Direction: Rewrite the material from its first line through the line that contains "- candle-body: [562, 494, 571, 525]", changing every "volume-bar" to "volume-column" and keeping everything else the same.

Dataset records:
**********

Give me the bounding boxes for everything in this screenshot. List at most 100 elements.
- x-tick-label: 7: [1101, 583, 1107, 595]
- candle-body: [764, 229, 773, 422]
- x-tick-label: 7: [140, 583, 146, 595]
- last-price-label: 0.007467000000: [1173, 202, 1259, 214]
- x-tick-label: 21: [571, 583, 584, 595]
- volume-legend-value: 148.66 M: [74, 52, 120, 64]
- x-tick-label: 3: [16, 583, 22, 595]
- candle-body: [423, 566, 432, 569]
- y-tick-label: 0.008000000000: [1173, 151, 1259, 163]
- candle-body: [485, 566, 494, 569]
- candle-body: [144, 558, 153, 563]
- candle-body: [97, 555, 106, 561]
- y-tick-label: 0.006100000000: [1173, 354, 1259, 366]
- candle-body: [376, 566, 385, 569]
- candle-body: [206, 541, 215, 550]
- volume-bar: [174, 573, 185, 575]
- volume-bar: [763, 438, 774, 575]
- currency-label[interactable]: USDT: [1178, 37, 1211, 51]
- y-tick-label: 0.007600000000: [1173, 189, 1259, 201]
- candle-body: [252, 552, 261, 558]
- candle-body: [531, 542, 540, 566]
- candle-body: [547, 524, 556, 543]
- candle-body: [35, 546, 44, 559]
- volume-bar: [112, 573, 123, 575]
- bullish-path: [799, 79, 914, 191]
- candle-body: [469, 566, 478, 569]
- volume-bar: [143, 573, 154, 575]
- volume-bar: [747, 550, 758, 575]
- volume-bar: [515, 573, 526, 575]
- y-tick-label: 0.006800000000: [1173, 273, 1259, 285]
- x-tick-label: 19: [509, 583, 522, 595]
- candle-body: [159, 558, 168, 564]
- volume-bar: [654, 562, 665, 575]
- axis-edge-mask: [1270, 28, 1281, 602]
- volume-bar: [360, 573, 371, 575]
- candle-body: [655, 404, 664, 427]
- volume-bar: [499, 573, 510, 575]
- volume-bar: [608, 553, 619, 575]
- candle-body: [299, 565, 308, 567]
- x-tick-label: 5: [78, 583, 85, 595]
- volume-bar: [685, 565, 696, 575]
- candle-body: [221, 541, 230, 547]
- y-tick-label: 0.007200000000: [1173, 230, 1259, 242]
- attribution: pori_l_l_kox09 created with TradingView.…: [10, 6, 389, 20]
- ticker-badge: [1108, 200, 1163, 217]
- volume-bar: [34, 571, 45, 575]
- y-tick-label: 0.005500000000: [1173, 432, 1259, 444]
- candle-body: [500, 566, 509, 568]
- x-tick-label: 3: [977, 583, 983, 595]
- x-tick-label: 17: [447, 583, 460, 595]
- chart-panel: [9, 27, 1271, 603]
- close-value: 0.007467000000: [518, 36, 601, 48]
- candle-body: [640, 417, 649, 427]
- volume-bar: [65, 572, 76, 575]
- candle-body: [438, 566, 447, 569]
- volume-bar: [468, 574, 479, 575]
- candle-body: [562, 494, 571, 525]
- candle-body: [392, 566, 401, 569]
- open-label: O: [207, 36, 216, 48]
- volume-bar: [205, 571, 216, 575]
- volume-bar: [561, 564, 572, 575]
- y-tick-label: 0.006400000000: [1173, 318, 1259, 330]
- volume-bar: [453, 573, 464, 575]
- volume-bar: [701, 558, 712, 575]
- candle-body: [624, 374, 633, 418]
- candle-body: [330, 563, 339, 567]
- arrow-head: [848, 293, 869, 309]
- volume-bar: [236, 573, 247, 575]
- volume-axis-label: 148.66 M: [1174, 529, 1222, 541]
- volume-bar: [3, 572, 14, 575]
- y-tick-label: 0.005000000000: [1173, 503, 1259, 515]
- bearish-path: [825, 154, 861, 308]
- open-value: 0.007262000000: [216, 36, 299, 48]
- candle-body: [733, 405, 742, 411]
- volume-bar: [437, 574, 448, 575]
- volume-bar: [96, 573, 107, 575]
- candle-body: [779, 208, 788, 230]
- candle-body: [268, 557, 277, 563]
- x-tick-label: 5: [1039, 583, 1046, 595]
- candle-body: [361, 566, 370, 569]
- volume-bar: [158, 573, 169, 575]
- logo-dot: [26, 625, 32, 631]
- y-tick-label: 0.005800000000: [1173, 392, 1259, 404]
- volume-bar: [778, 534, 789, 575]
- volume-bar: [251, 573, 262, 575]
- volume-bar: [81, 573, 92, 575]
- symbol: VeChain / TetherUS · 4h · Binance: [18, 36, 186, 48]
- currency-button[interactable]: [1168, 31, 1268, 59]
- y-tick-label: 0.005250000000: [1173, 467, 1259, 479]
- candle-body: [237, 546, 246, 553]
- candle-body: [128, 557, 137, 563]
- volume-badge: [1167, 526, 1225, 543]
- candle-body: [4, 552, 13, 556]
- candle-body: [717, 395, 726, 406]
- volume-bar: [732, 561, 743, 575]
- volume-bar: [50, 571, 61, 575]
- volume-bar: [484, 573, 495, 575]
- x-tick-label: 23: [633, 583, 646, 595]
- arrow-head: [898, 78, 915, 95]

**********

Exercise answer:
Give me the bounding boxes for everything in this screenshot. List at most 100 elements.
- x-tick-label: 7: [1101, 583, 1107, 595]
- candle-body: [764, 229, 773, 422]
- x-tick-label: 7: [140, 583, 146, 595]
- last-price-label: 0.007467000000: [1173, 202, 1259, 214]
- x-tick-label: 21: [571, 583, 584, 595]
- volume-legend-value: 148.66 M: [74, 52, 120, 64]
- x-tick-label: 3: [16, 583, 22, 595]
- candle-body: [423, 566, 432, 569]
- y-tick-label: 0.008000000000: [1173, 151, 1259, 163]
- candle-body: [485, 566, 494, 569]
- candle-body: [144, 558, 153, 563]
- candle-body: [97, 555, 106, 561]
- y-tick-label: 0.006100000000: [1173, 354, 1259, 366]
- candle-body: [376, 566, 385, 569]
- candle-body: [206, 541, 215, 550]
- volume-column: [174, 573, 185, 575]
- volume-column: [763, 438, 774, 575]
- currency-label[interactable]: USDT: [1178, 37, 1211, 51]
- y-tick-label: 0.007600000000: [1173, 189, 1259, 201]
- candle-body: [252, 552, 261, 558]
- candle-body: [531, 542, 540, 566]
- candle-body: [547, 524, 556, 543]
- candle-body: [35, 546, 44, 559]
- volume-column: [112, 573, 123, 575]
- bullish-path: [799, 79, 914, 191]
- candle-body: [469, 566, 478, 569]
- volume-column: [143, 573, 154, 575]
- volume-column: [747, 550, 758, 575]
- volume-column: [515, 573, 526, 575]
- y-tick-label: 0.006800000000: [1173, 273, 1259, 285]
- x-tick-label: 19: [509, 583, 522, 595]
- candle-body: [159, 558, 168, 564]
- volume-column: [654, 562, 665, 575]
- axis-edge-mask: [1270, 28, 1281, 602]
- volume-column: [360, 573, 371, 575]
- candle-body: [655, 404, 664, 427]
- volume-column: [499, 573, 510, 575]
- volume-column: [608, 553, 619, 575]
- candle-body: [299, 565, 308, 567]
- x-tick-label: 5: [78, 583, 85, 595]
- volume-column: [685, 565, 696, 575]
- candle-body: [221, 541, 230, 547]
- y-tick-label: 0.007200000000: [1173, 230, 1259, 242]
- attribution: pori_l_l_kox09 created with TradingView.…: [10, 6, 389, 20]
- ticker-badge: [1108, 200, 1163, 217]
- volume-column: [34, 571, 45, 575]
- y-tick-label: 0.005500000000: [1173, 432, 1259, 444]
- candle-body: [500, 566, 509, 568]
- x-tick-label: 3: [977, 583, 983, 595]
- x-tick-label: 17: [447, 583, 460, 595]
- chart-panel: [9, 27, 1271, 603]
- close-value: 0.007467000000: [518, 36, 601, 48]
- candle-body: [640, 417, 649, 427]
- volume-column: [65, 572, 76, 575]
- candle-body: [438, 566, 447, 569]
- volume-column: [468, 574, 479, 575]
- candle-body: [562, 494, 571, 525]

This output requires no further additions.